=== PROBLEM DESCRIPTION ===
Make an exact copy of the records, with the images left out.

=== RECORDS FOR THE TASK ===
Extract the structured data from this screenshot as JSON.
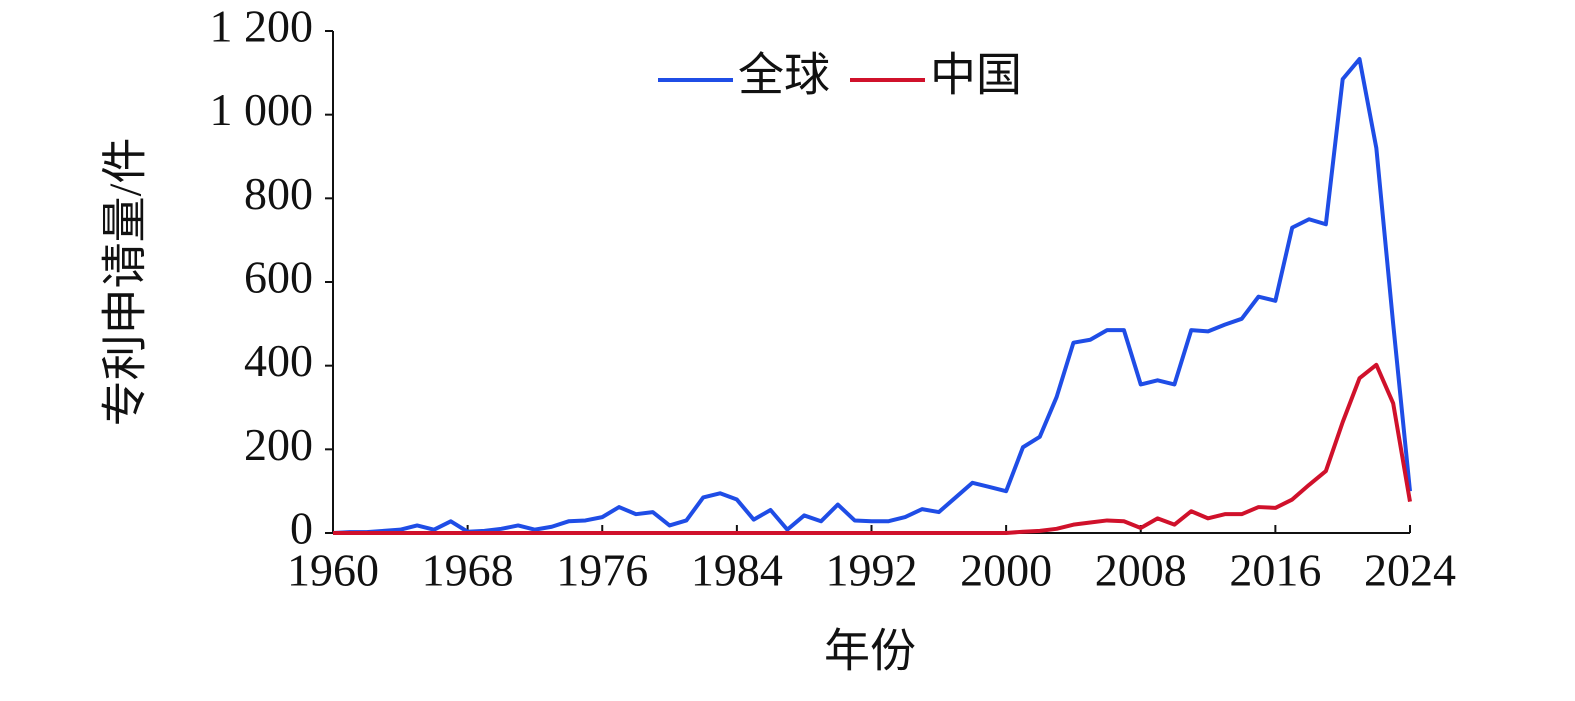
{
  "chart_data": {
    "type": "line",
    "x_label": "年份",
    "y_label": "专利申请量/件",
    "x": [
      1960,
      1961,
      1962,
      1963,
      1964,
      1965,
      1966,
      1967,
      1968,
      1969,
      1970,
      1971,
      1972,
      1973,
      1974,
      1975,
      1976,
      1977,
      1978,
      1979,
      1980,
      1981,
      1982,
      1983,
      1984,
      1985,
      1986,
      1987,
      1988,
      1989,
      1990,
      1991,
      1992,
      1993,
      1994,
      1995,
      1996,
      1997,
      1998,
      1999,
      2000,
      2001,
      2002,
      2003,
      2004,
      2005,
      2006,
      2007,
      2008,
      2009,
      2010,
      2011,
      2012,
      2013,
      2014,
      2015,
      2016,
      2017,
      2018,
      2019,
      2020,
      2021,
      2022,
      2023,
      2024
    ],
    "series": [
      {
        "name": "全球",
        "color": "#1f4de6",
        "values": [
          0,
          2,
          2,
          5,
          8,
          18,
          8,
          28,
          3,
          5,
          10,
          18,
          8,
          15,
          28,
          30,
          38,
          62,
          45,
          50,
          18,
          30,
          85,
          95,
          80,
          32,
          55,
          8,
          42,
          28,
          68,
          30,
          28,
          28,
          38,
          57,
          50,
          85,
          120,
          110,
          100,
          205,
          230,
          325,
          455,
          462,
          485,
          485,
          355,
          365,
          355,
          485,
          482,
          498,
          512,
          565,
          555,
          730,
          750,
          738,
          1085,
          1133,
          920,
          500,
          100
        ]
      },
      {
        "name": "中国",
        "color": "#d0112b",
        "values": [
          0,
          0,
          0,
          0,
          0,
          0,
          0,
          0,
          0,
          0,
          0,
          0,
          0,
          0,
          0,
          0,
          0,
          0,
          0,
          0,
          0,
          0,
          0,
          0,
          0,
          0,
          0,
          0,
          0,
          0,
          0,
          0,
          0,
          0,
          0,
          0,
          0,
          0,
          0,
          0,
          0,
          3,
          5,
          10,
          20,
          25,
          30,
          28,
          12,
          35,
          20,
          52,
          35,
          45,
          45,
          62,
          60,
          80,
          115,
          148,
          265,
          370,
          402,
          310,
          75
        ]
      }
    ],
    "xlim": [
      1960,
      2024
    ],
    "xticks": [
      1960,
      1968,
      1976,
      1984,
      1992,
      2000,
      2008,
      2016,
      2024
    ],
    "ylim": [
      0,
      1200
    ],
    "yticks": [
      0,
      200,
      400,
      600,
      800,
      {
        "value": 1000,
        "label": "1 000"
      },
      {
        "value": 1200,
        "label": "1 200"
      }
    ],
    "legend": "top"
  }
}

=== EXERCISE SOLUTION ===
Extract the structured data from this screenshot as JSON.
{
  "chart_data": {
    "type": "line",
    "x_label": "年份",
    "y_label": "专利申请量/件",
    "x": [
      1960,
      1961,
      1962,
      1963,
      1964,
      1965,
      1966,
      1967,
      1968,
      1969,
      1970,
      1971,
      1972,
      1973,
      1974,
      1975,
      1976,
      1977,
      1978,
      1979,
      1980,
      1981,
      1982,
      1983,
      1984,
      1985,
      1986,
      1987,
      1988,
      1989,
      1990,
      1991,
      1992,
      1993,
      1994,
      1995,
      1996,
      1997,
      1998,
      1999,
      2000,
      2001,
      2002,
      2003,
      2004,
      2005,
      2006,
      2007,
      2008,
      2009,
      2010,
      2011,
      2012,
      2013,
      2014,
      2015,
      2016,
      2017,
      2018,
      2019,
      2020,
      2021,
      2022,
      2023,
      2024
    ],
    "series": [
      {
        "name": "全球",
        "color": "#1f4de6",
        "values": [
          0,
          2,
          2,
          5,
          8,
          18,
          8,
          28,
          3,
          5,
          10,
          18,
          8,
          15,
          28,
          30,
          38,
          62,
          45,
          50,
          18,
          30,
          85,
          95,
          80,
          32,
          55,
          8,
          42,
          28,
          68,
          30,
          28,
          28,
          38,
          57,
          50,
          85,
          120,
          110,
          100,
          205,
          230,
          325,
          455,
          462,
          485,
          485,
          355,
          365,
          355,
          485,
          482,
          498,
          512,
          565,
          555,
          730,
          750,
          738,
          1085,
          1133,
          920,
          500,
          100
        ]
      },
      {
        "name": "中国",
        "color": "#d0112b",
        "values": [
          0,
          0,
          0,
          0,
          0,
          0,
          0,
          0,
          0,
          0,
          0,
          0,
          0,
          0,
          0,
          0,
          0,
          0,
          0,
          0,
          0,
          0,
          0,
          0,
          0,
          0,
          0,
          0,
          0,
          0,
          0,
          0,
          0,
          0,
          0,
          0,
          0,
          0,
          0,
          0,
          0,
          3,
          5,
          10,
          20,
          25,
          30,
          28,
          12,
          35,
          20,
          52,
          35,
          45,
          45,
          62,
          60,
          80,
          115,
          148,
          265,
          370,
          402,
          310,
          75
        ]
      }
    ],
    "xlim": [
      1960,
      2024
    ],
    "xticks": [
      1960,
      1968,
      1976,
      1984,
      1992,
      2000,
      2008,
      2016,
      2024
    ],
    "ylim": [
      0,
      1200
    ],
    "yticks": [
      0,
      200,
      400,
      600,
      800,
      {
        "value": 1000,
        "label": "1 000"
      },
      {
        "value": 1200,
        "label": "1 200"
      }
    ],
    "legend": "top"
  }
}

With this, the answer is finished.